Entries supplied start

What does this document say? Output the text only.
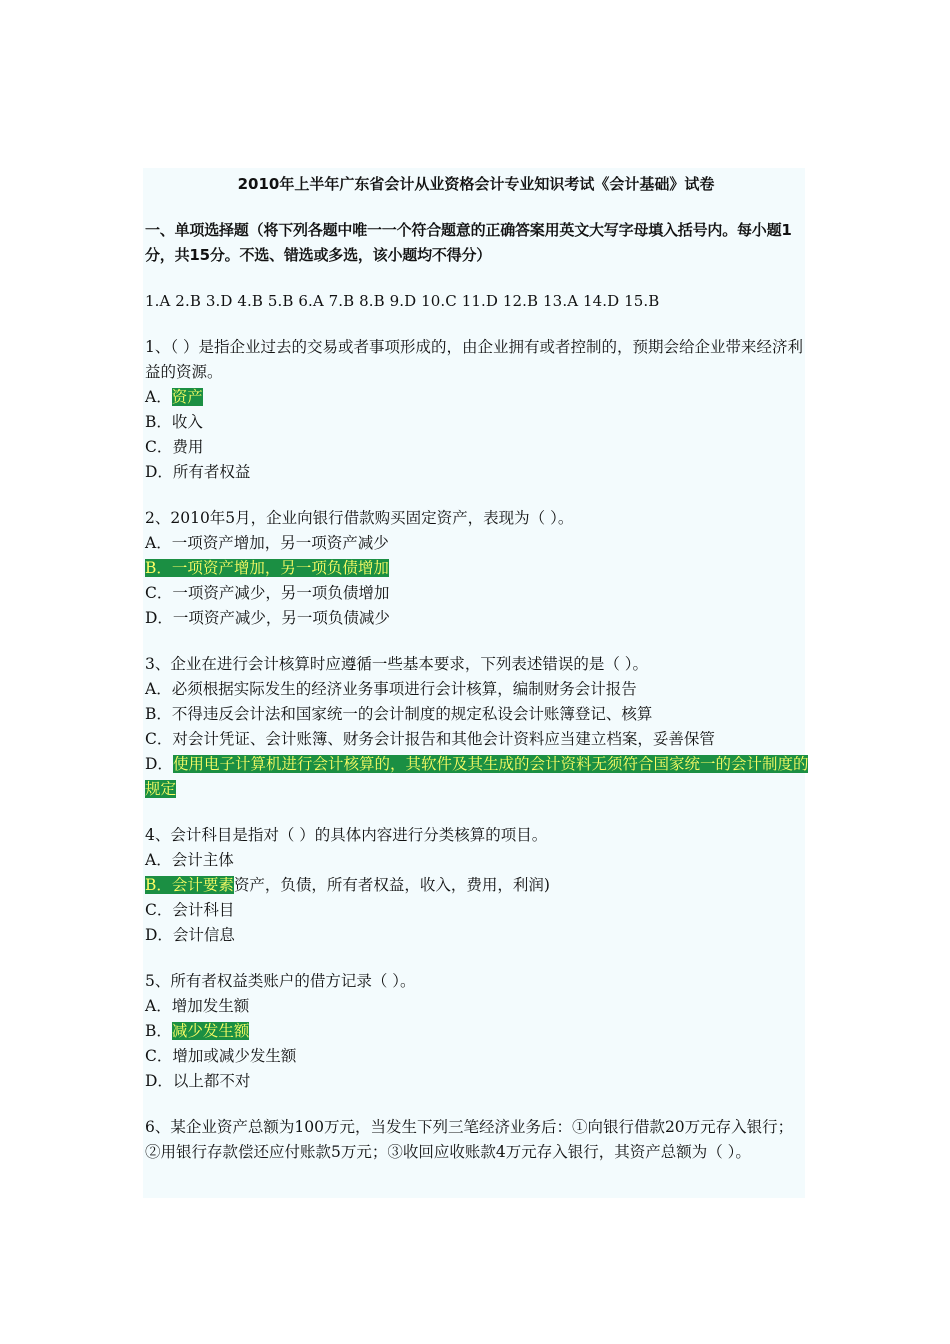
2010年上半年广东省会计从业资格会计专业知识考试《会计基础》试卷

一、单项选择题（将下列各题中唯一一个符合题意的正确答案用英文大写字母填入括号内。每小题1分，共15分。不选、错选或多选，该小题均不得分）

1.A 2.B 3.D 4.B 5.B 6.A 7.B 8.B 9.D 10.C 11.D 12.B 13.A 14.D 15.B

1、（ ）是指企业过去的交易或者事项形成的，由企业拥有或者控制的，预期会给企业带来经济利益的资源。

A．资产

B．收入

C．费用

D．所有者权益

2、2010年5月，企业向银行借款购买固定资产，表现为（ ）。

A．一项资产增加，另一项资产减少

B．一项资产增加，另一项负债增加

C．一项资产减少，另一项负债增加

D．一项资产减少，另一项负债减少

3、企业在进行会计核算时应遵循一些基本要求，下列表述错误的是（ ）。

A．必须根据实际发生的经济业务事项进行会计核算，编制财务会计报告

B．不得违反会计法和国家统一的会计制度的规定私设会计账簿登记、核算

C．对会计凭证、会计账簿、财务会计报告和其他会计资料应当建立档案，妥善保管

D．使用电子计算机进行会计核算的，其软件及其生成的会计资料无须符合国家统一的会计制度的规定

4、会计科目是指对（ ）的具体内容进行分类核算的项目。

A．会计主体

B．会计要素资产，负债，所有者权益，收入，费用，利润)

C．会计科目

D．会计信息

5、所有者权益类账户的借方记录（ ）。

A．增加发生额

B．减少发生额

C．增加或减少发生额

D．以上都不对

6、某企业资产总额为100万元，当发生下列三笔经济业务后：①向银行借款20万元存入银行；②用银行存款偿还应付账款5万元；③收回应收账款4万元存入银行，其资产总额为（ ）。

Entries supplied end

*To do*.
Every record must be copied exactly, with the pictures left out.

*Final result*.
What does this document say? Output the text only.
2010年上半年广东省会计从业资格会计专业知识考试《会计基础》试卷

一、单项选择题（将下列各题中唯一一个符合题意的正确答案用英文大写字母填入括号内。每小题1分，共15分。不选、错选或多选，该小题均不得分）

1.A 2.B 3.D 4.B 5.B 6.A 7.B 8.B 9.D 10.C 11.D 12.B 13.A 14.D 15.B

1、（ ）是指企业过去的交易或者事项形成的，由企业拥有或者控制的，预期会给企业带来经济利益的资源。

A．资产

B．收入

C．费用

D．所有者权益

2、2010年5月，企业向银行借款购买固定资产，表现为（ ）。

A．一项资产增加，另一项资产减少

B．一项资产增加，另一项负债增加

C．一项资产减少，另一项负债增加

D．一项资产减少，另一项负债减少

3、企业在进行会计核算时应遵循一些基本要求，下列表述错误的是（ ）。

A．必须根据实际发生的经济业务事项进行会计核算，编制财务会计报告

B．不得违反会计法和国家统一的会计制度的规定私设会计账簿登记、核算

C．对会计凭证、会计账簿、财务会计报告和其他会计资料应当建立档案，妥善保管

D．使用电子计算机进行会计核算的，其软件及其生成的会计资料无须符合国家统一的会计制度的规定

4、会计科目是指对（ ）的具体内容进行分类核算的项目。

A．会计主体

B．会计要素资产，负债，所有者权益，收入，费用，利润)

C．会计科目

D．会计信息

5、所有者权益类账户的借方记录（ ）。

A．增加发生额

B．减少发生额

C．增加或减少发生额

D．以上都不对

6、某企业资产总额为100万元，当发生下列三笔经济业务后：①向银行借款20万元存入银行；②用银行存款偿还应付账款5万元；③收回应收账款4万元存入银行，其资产总额为（ ）。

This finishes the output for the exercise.